### WHAT TO DO
Reproduce every line of the material below, but drop the pictures.
----
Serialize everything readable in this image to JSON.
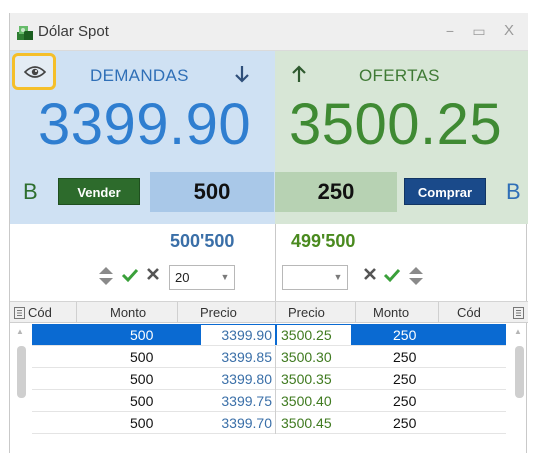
{
  "window": {
    "title": "Dólar Spot",
    "minimize_glyph": "−",
    "maximize_glyph": "▭",
    "close_glyph": "X"
  },
  "bid": {
    "label": "DEMANDAS",
    "price": "3399.90",
    "letter": "B",
    "action_label": "Vender",
    "quantity": "500",
    "total": "500'500",
    "filter_value": "20",
    "color": "#2f7ed0"
  },
  "ask": {
    "label": "OFERTAS",
    "price": "3500.25",
    "letter": "B",
    "action_label": "Comprar",
    "quantity": "250",
    "total": "499'500",
    "filter_value": "",
    "color": "#3f8a33"
  },
  "grid": {
    "columns": [
      "Cód",
      "Monto",
      "Precio",
      "Precio",
      "Monto",
      "Cód"
    ],
    "rows": [
      {
        "bid_cod": "",
        "bid_monto": "500",
        "bid_precio": "3399.90",
        "ask_precio": "3500.25",
        "ask_monto": "250",
        "ask_cod": "",
        "selected": true
      },
      {
        "bid_cod": "",
        "bid_monto": "500",
        "bid_precio": "3399.85",
        "ask_precio": "3500.30",
        "ask_monto": "250",
        "ask_cod": "",
        "selected": false
      },
      {
        "bid_cod": "",
        "bid_monto": "500",
        "bid_precio": "3399.80",
        "ask_precio": "3500.35",
        "ask_monto": "250",
        "ask_cod": "",
        "selected": false
      },
      {
        "bid_cod": "",
        "bid_monto": "500",
        "bid_precio": "3399.75",
        "ask_precio": "3500.40",
        "ask_monto": "250",
        "ask_cod": "",
        "selected": false
      },
      {
        "bid_cod": "",
        "bid_monto": "500",
        "bid_precio": "3399.70",
        "ask_precio": "3500.45",
        "ask_monto": "250",
        "ask_cod": "",
        "selected": false
      }
    ]
  },
  "icons": {
    "app": "money-stack-icon",
    "visibility": "eye-icon",
    "bid_arrow": "arrow-down-icon",
    "ask_arrow": "arrow-up-icon",
    "order": "sort-up-down-icon",
    "confirm": "check-icon",
    "clear": "x-icon",
    "dropdown": "chevron-down-icon",
    "column_menu": "list-menu-icon"
  },
  "colors": {
    "selection": "#0a6ad2",
    "highlight_border": "#f5bf2a",
    "sell_button": "#2d6b2c",
    "buy_button": "#1a4a8a"
  }
}
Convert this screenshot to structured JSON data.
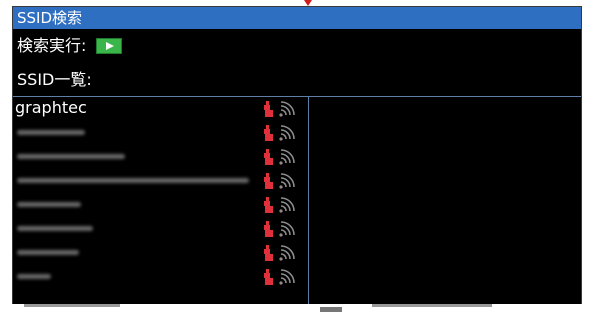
{
  "window": {
    "title": "SSID検索"
  },
  "scan": {
    "label": "検索実行:",
    "button_icon": "play-icon",
    "button_color": "#39b54a"
  },
  "list": {
    "label": "SSID一覧:",
    "items": [
      {
        "name": "graphtec",
        "secured": true,
        "signal_icon": "wifi-signal-icon"
      },
      {
        "name": "",
        "secured": true,
        "signal_icon": "wifi-signal-icon",
        "obscured": true
      },
      {
        "name": "",
        "secured": true,
        "signal_icon": "wifi-signal-icon",
        "obscured": true
      },
      {
        "name": "",
        "secured": true,
        "signal_icon": "wifi-signal-icon",
        "obscured": true
      },
      {
        "name": "",
        "secured": true,
        "signal_icon": "wifi-signal-icon",
        "obscured": true
      },
      {
        "name": "",
        "secured": true,
        "signal_icon": "wifi-signal-icon",
        "obscured": true
      },
      {
        "name": "",
        "secured": true,
        "signal_icon": "wifi-signal-icon",
        "obscured": true
      },
      {
        "name": "",
        "secured": true,
        "signal_icon": "wifi-signal-icon",
        "obscured": true
      }
    ]
  },
  "colors": {
    "titlebar": "#2f6fc2",
    "lock": "#e0303a",
    "signal": "#8c8c8c"
  }
}
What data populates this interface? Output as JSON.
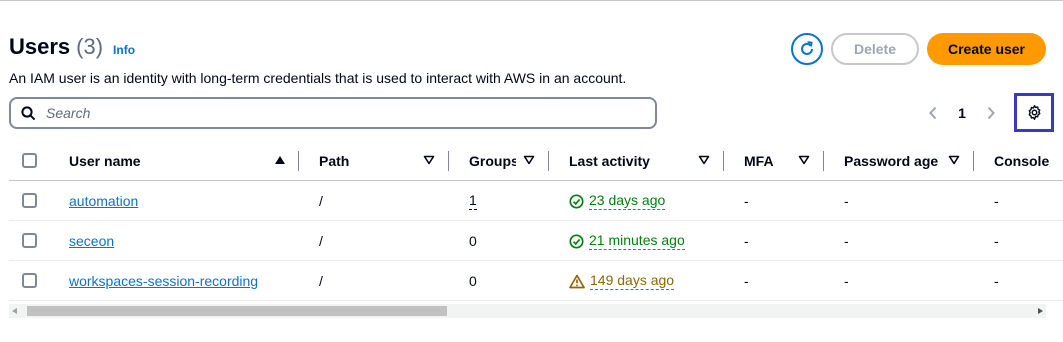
----
### OUTPUT FOR THIS TASK
Serialize everything readable in this image to JSON.
{
  "window": {
    "title": "Dólar Spot",
    "minimize_glyph": "−",
    "maximize_glyph": "▭",
    "close_glyph": "X"
  },
  "bid": {
    "label": "DEMANDAS",
    "price": "3399.90",
    "letter": "B",
    "action_label": "Vender",
    "quantity": "500",
    "total": "500'500",
    "filter_value": "20",
    "color": "#2f7ed0"
  },
  "ask": {
    "label": "OFERTAS",
    "price": "3500.25",
    "letter": "B",
    "action_label": "Comprar",
    "quantity": "250",
    "total": "499'500",
    "filter_value": "",
    "color": "#3f8a33"
  },
  "grid": {
    "columns": [
      "Cód",
      "Monto",
      "Precio",
      "Precio",
      "Monto",
      "Cód"
    ],
    "rows": [
      {
        "bid_cod": "",
        "bid_monto": "500",
        "bid_precio": "3399.90",
        "ask_precio": "3500.25",
        "ask_monto": "250",
        "ask_cod": "",
        "selected": true
      },
      {
        "bid_cod": "",
        "bid_monto": "500",
        "bid_precio": "3399.85",
        "ask_precio": "3500.30",
        "ask_monto": "250",
        "ask_cod": "",
        "selected": false
      },
      {
        "bid_cod": "",
        "bid_monto": "500",
        "bid_precio": "3399.80",
        "ask_precio": "3500.35",
        "ask_monto": "250",
        "ask_cod": "",
        "selected": false
      },
      {
        "bid_cod": "",
        "bid_monto": "500",
        "bid_precio": "3399.75",
        "ask_precio": "3500.40",
        "ask_monto": "250",
        "ask_cod": "",
        "selected": false
      },
      {
        "bid_cod": "",
        "bid_monto": "500",
        "bid_precio": "3399.70",
        "ask_precio": "3500.45",
        "ask_monto": "250",
        "ask_cod": "",
        "selected": false
      }
    ]
  },
  "icons": {
    "app": "money-stack-icon",
    "visibility": "eye-icon",
    "bid_arrow": "arrow-down-icon",
    "ask_arrow": "arrow-up-icon",
    "order": "sort-up-down-icon",
    "confirm": "check-icon",
    "clear": "x-icon",
    "dropdown": "chevron-down-icon",
    "column_menu": "list-menu-icon"
  },
  "colors": {
    "selection": "#0a6ad2",
    "highlight_border": "#f5bf2a",
    "sell_button": "#2d6b2c",
    "buy_button": "#1a4a8a"
  }
}
Convert this screenshot to structured JSON data.
{
  "window": {
    "title": "SSID検索"
  },
  "scan": {
    "label": "検索実行:",
    "button_icon": "play-icon",
    "button_color": "#39b54a"
  },
  "list": {
    "label": "SSID一覧:",
    "items": [
      {
        "name": "graphtec",
        "secured": true,
        "signal_icon": "wifi-signal-icon"
      },
      {
        "name": "",
        "secured": true,
        "signal_icon": "wifi-signal-icon",
        "obscured": true
      },
      {
        "name": "",
        "secured": true,
        "signal_icon": "wifi-signal-icon",
        "obscured": true
      },
      {
        "name": "",
        "secured": true,
        "signal_icon": "wifi-signal-icon",
        "obscured": true
      },
      {
        "name": "",
        "secured": true,
        "signal_icon": "wifi-signal-icon",
        "obscured": true
      },
      {
        "name": "",
        "secured": true,
        "signal_icon": "wifi-signal-icon",
        "obscured": true
      },
      {
        "name": "",
        "secured": true,
        "signal_icon": "wifi-signal-icon",
        "obscured": true
      },
      {
        "name": "",
        "secured": true,
        "signal_icon": "wifi-signal-icon",
        "obscured": true
      }
    ]
  },
  "colors": {
    "titlebar": "#2f6fc2",
    "lock": "#e0303a",
    "signal": "#8c8c8c"
  }
}
What data populates this interface? Output as JSON.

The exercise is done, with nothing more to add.